STORED RECORDS ->
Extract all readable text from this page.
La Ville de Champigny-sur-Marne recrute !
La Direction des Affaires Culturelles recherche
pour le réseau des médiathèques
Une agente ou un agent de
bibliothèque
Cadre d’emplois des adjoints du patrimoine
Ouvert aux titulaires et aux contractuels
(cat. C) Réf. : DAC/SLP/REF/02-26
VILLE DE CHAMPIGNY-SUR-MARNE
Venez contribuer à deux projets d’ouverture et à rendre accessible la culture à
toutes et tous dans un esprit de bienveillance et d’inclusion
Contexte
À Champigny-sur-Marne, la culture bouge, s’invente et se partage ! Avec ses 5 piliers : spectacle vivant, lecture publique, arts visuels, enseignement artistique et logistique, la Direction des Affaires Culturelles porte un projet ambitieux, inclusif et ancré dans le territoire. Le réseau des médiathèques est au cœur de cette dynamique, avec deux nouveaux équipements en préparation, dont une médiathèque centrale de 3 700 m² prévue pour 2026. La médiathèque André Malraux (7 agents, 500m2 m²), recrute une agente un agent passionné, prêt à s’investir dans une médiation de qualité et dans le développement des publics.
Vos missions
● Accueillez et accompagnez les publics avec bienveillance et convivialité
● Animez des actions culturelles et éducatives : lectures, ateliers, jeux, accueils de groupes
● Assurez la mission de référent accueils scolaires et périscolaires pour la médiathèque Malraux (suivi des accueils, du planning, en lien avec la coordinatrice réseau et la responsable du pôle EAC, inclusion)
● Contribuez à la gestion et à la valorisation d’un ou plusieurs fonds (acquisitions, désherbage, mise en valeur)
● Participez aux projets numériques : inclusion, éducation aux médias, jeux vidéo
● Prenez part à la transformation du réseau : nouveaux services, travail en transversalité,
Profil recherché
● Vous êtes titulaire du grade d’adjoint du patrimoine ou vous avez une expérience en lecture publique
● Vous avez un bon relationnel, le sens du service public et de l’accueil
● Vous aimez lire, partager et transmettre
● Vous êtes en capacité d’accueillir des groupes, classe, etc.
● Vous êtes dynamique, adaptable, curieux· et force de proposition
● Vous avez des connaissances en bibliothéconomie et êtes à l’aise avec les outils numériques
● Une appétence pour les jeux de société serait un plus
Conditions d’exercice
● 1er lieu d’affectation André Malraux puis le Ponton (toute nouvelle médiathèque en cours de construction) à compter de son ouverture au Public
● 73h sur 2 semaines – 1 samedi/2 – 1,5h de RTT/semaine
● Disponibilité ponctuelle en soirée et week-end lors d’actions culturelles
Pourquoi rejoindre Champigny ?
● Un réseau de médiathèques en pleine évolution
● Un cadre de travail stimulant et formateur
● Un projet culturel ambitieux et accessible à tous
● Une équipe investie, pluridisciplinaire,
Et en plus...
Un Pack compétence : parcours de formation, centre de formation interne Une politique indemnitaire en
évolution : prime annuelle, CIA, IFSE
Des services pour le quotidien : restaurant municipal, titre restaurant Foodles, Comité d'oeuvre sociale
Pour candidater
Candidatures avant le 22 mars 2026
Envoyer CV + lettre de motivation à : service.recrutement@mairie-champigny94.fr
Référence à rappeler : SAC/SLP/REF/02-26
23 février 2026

AIM ->
Identify and extract each line of the listing that contains "dans".

COMPLETED TASK ->
toutes et tous dans un esprit de bienveillance et d’inclusion
À Champigny-sur-Marne, la culture bouge, s’invente et se partage ! Avec ses 5 piliers : spectacle vivant, lecture publique, arts visuels, enseignement artistique et logistique, la Direction des Affaires Culturelles porte un projet ambitieux, inclusif et ancré dans le territoire. Le réseau des médiathèques est au cœur de cette dynamique, avec deux nouveaux équipements en préparation, dont une médiathèque centrale de 3 700 m² prévue pour 2026. La médiathèque André Malraux (7 agents, 500m2 m²), recrute une agente un agent passionné, prêt à s’investir dans une médiation de qualité et dans le développement des publics.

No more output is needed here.